EXERCISE TASK: In the material below, find each line holding the string "exponent" and copy it.

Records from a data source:
>> Begin
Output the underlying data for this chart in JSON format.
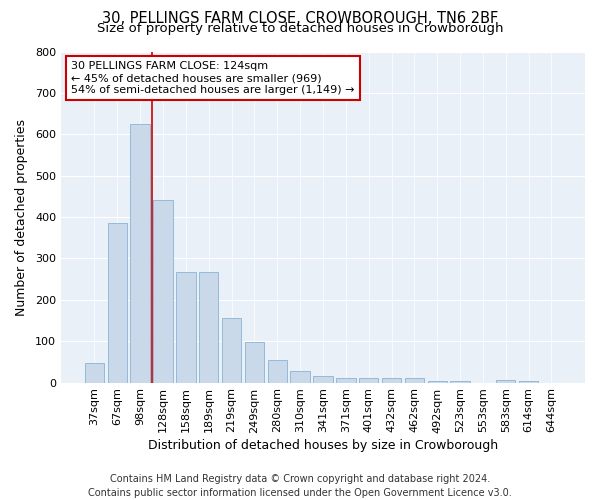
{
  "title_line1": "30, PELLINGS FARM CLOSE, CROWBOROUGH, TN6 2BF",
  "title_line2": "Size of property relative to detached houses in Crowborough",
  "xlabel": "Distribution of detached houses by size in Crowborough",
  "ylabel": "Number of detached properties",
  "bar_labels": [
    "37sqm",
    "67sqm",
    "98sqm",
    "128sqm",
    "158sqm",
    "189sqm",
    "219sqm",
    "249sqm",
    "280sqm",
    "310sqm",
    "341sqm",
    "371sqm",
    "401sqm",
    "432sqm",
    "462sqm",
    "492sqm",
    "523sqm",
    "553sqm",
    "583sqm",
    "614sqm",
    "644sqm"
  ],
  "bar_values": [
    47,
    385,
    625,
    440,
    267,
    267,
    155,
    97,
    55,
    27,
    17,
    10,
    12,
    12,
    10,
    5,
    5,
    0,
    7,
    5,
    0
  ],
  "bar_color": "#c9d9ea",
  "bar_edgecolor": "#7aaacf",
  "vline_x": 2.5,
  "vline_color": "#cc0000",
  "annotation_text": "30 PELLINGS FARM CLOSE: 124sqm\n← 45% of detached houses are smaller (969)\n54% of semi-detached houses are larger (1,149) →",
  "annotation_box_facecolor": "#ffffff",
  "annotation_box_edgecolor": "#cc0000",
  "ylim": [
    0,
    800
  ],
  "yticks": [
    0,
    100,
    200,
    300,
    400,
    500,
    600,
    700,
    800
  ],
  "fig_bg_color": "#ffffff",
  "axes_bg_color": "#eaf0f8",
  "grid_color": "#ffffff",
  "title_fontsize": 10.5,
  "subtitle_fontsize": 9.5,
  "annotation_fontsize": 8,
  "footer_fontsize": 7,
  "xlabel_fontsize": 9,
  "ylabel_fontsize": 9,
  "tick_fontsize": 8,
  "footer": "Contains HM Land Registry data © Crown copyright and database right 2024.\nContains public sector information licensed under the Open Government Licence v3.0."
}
>> End
>> Begin
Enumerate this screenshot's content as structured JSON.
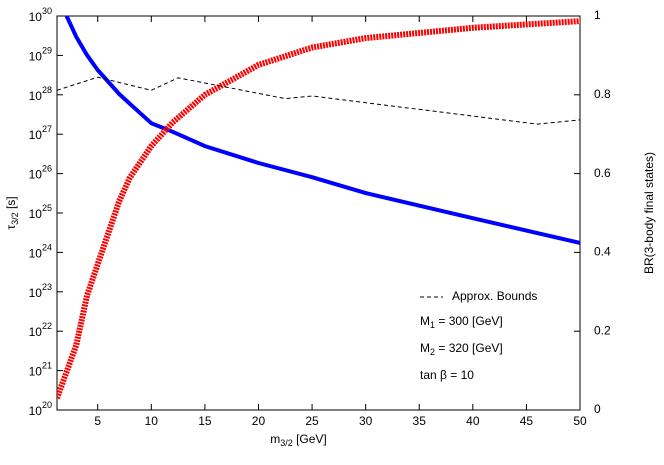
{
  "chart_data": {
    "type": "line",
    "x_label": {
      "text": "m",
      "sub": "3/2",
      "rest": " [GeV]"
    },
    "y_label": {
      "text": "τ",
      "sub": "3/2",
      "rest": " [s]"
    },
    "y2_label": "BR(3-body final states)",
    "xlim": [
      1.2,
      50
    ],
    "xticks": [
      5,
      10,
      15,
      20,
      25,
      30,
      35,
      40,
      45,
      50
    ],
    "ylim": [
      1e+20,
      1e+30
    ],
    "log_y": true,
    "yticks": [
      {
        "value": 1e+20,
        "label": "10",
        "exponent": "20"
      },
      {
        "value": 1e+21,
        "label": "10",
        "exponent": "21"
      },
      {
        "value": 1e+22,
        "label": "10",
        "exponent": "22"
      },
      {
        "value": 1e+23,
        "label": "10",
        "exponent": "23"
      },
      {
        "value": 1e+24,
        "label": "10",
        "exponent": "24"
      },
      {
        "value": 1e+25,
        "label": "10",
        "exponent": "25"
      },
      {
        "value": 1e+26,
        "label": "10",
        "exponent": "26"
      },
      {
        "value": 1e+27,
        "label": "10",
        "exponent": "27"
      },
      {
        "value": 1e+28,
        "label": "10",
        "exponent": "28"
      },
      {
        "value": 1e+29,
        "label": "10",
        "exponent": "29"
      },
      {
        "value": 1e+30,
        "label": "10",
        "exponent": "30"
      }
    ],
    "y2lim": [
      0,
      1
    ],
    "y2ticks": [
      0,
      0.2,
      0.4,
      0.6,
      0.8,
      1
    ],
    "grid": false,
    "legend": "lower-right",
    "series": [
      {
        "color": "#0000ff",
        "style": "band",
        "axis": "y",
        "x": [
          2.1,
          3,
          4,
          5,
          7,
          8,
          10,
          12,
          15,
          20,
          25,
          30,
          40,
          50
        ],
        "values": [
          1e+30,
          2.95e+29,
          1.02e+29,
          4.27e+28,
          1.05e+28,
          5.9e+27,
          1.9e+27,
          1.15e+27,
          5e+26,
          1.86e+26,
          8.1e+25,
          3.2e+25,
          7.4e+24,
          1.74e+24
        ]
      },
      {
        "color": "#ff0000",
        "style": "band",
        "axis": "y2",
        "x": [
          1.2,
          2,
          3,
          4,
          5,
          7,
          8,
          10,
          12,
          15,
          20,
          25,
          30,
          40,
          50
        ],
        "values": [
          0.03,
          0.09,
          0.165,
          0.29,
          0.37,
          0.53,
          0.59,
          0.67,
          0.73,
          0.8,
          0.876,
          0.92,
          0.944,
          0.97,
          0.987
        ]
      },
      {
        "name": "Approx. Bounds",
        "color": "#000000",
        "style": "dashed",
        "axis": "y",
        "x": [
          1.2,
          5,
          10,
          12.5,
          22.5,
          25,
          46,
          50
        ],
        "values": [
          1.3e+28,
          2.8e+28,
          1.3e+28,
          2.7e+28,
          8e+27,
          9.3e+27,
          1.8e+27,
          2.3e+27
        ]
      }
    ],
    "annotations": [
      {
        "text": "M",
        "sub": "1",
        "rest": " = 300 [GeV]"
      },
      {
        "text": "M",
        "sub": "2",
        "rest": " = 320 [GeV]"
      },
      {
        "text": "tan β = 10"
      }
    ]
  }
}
>> End
>> Begin
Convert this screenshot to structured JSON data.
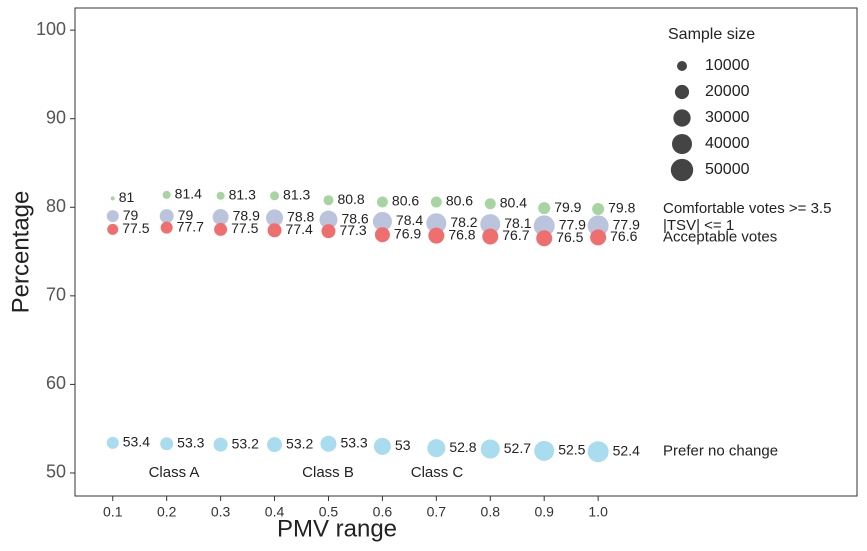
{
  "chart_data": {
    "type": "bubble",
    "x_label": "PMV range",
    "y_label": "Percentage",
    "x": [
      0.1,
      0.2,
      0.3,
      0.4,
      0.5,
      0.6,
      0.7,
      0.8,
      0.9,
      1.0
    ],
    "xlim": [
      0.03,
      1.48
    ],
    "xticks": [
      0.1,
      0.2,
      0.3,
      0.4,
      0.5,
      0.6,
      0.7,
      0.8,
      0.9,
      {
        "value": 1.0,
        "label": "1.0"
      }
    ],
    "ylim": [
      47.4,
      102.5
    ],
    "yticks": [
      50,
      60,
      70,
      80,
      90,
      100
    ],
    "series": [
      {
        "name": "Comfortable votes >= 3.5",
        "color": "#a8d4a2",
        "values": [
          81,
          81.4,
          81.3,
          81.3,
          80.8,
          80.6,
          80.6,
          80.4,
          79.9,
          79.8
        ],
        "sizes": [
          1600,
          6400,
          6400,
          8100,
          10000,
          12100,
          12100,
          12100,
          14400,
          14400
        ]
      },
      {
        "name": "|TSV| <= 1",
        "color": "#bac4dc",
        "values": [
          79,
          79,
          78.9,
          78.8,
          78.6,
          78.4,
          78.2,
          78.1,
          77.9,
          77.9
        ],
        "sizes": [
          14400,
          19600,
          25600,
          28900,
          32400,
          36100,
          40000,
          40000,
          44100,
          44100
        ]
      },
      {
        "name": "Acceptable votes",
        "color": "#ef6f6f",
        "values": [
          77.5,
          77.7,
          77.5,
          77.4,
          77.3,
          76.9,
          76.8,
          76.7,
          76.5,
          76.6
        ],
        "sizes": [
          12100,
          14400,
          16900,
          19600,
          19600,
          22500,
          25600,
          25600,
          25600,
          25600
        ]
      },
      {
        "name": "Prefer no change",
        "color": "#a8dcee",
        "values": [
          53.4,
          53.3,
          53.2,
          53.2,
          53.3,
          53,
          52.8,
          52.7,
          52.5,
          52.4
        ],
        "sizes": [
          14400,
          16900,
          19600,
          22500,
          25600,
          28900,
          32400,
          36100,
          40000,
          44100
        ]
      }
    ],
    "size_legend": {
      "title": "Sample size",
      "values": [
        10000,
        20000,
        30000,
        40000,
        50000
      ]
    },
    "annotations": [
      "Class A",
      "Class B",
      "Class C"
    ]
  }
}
>> End
RESULT OF THIS EXERCISE:
        "exponent": "20"
        "exponent": "21"
        "exponent": "22"
        "exponent": "23"
        "exponent": "24"
        "exponent": "25"
        "exponent": "26"
        "exponent": "27"
        "exponent": "28"
        "exponent": "29"
        "exponent": "30"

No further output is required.